==== LISTING
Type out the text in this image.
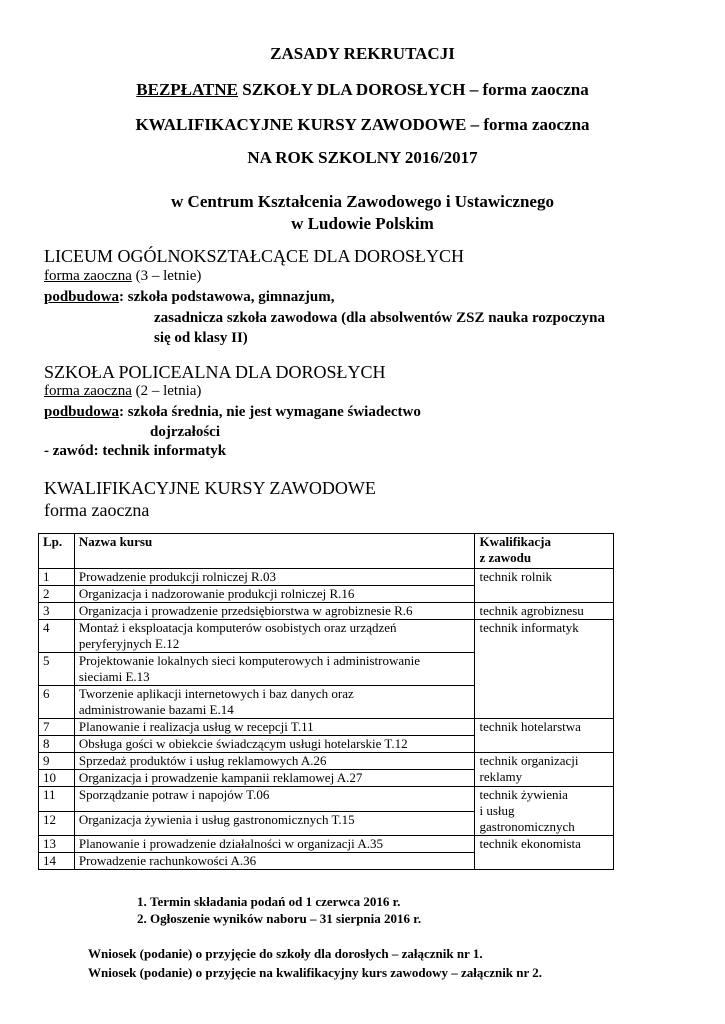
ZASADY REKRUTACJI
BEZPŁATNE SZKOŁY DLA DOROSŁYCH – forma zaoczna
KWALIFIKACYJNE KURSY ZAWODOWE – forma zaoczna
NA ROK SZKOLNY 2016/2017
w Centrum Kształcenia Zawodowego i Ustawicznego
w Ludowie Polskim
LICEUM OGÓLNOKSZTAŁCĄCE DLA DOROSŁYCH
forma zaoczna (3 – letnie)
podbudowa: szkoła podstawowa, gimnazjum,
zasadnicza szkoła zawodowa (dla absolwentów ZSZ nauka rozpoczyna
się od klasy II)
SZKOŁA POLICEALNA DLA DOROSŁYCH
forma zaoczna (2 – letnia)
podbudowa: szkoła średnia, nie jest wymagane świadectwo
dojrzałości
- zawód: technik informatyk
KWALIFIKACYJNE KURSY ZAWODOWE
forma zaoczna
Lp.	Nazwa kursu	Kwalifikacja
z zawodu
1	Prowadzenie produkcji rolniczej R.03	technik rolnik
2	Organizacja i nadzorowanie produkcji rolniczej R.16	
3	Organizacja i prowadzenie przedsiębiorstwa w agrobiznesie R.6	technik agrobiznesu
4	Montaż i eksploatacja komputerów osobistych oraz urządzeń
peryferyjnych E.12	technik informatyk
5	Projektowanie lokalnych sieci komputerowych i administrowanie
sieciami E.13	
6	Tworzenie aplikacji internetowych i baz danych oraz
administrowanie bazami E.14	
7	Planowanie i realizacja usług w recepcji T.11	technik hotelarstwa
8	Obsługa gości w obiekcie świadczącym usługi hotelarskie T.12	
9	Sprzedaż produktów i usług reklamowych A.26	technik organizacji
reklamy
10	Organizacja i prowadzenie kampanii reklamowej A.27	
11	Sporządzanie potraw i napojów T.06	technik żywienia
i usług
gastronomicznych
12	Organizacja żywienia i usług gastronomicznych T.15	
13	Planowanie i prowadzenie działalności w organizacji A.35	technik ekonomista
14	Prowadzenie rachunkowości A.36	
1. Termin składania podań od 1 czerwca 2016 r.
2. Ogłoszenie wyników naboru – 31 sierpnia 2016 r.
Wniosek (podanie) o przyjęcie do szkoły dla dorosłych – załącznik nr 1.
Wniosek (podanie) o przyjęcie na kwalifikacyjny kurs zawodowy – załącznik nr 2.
========
DIRECTIONS FOR THIS TASK
Leave the images out and output the remaining material exactly as it stands.

ANSWER TO THE TASK
Type out the text in this image.
ZASADY REKRUTACJI
BEZPŁATNE SZKOŁY DLA DOROSŁYCH – forma zaoczna
KWALIFIKACYJNE KURSY ZAWODOWE – forma zaoczna
NA ROK SZKOLNY 2016/2017
w Centrum Kształcenia Zawodowego i Ustawicznego
w Ludowie Polskim
LICEUM OGÓLNOKSZTAŁCĄCE DLA DOROSŁYCH
forma zaoczna (3 – letnie)
podbudowa: szkoła podstawowa, gimnazjum,
zasadnicza szkoła zawodowa (dla absolwentów ZSZ nauka rozpoczyna
się od klasy II)
SZKOŁA POLICEALNA DLA DOROSŁYCH
forma zaoczna (2 – letnia)
podbudowa: szkoła średnia, nie jest wymagane świadectwo
dojrzałości
- zawód: technik informatyk
KWALIFIKACYJNE KURSY ZAWODOWE
forma zaoczna
Lp.	Nazwa kursu	Kwalifikacja
z zawodu
1	Prowadzenie produkcji rolniczej R.03	technik rolnik
2	Organizacja i nadzorowanie produkcji rolniczej R.16	
3	Organizacja i prowadzenie przedsiębiorstwa w agrobiznesie R.6	technik agrobiznesu
4	Montaż i eksploatacja komputerów osobistych oraz urządzeń
peryferyjnych E.12	technik informatyk
5	Projektowanie lokalnych sieci komputerowych i administrowanie
sieciami E.13	
6	Tworzenie aplikacji internetowych i baz danych oraz
administrowanie bazami E.14	
7	Planowanie i realizacja usług w recepcji T.11	technik hotelarstwa
8	Obsługa gości w obiekcie świadczącym usługi hotelarskie T.12	
9	Sprzedaż produktów i usług reklamowych A.26	technik organizacji
reklamy
10	Organizacja i prowadzenie kampanii reklamowej A.27	
11	Sporządzanie potraw i napojów T.06	technik żywienia
i usług
gastronomicznych
12	Organizacja żywienia i usług gastronomicznych T.15	
13	Planowanie i prowadzenie działalności w organizacji A.35	technik ekonomista
14	Prowadzenie rachunkowości A.36	
1. Termin składania podań od 1 czerwca 2016 r.
2. Ogłoszenie wyników naboru – 31 sierpnia 2016 r.
Wniosek (podanie) o przyjęcie do szkoły dla dorosłych – załącznik nr 1.
Wniosek (podanie) o przyjęcie na kwalifikacyjny kurs zawodowy – załącznik nr 2.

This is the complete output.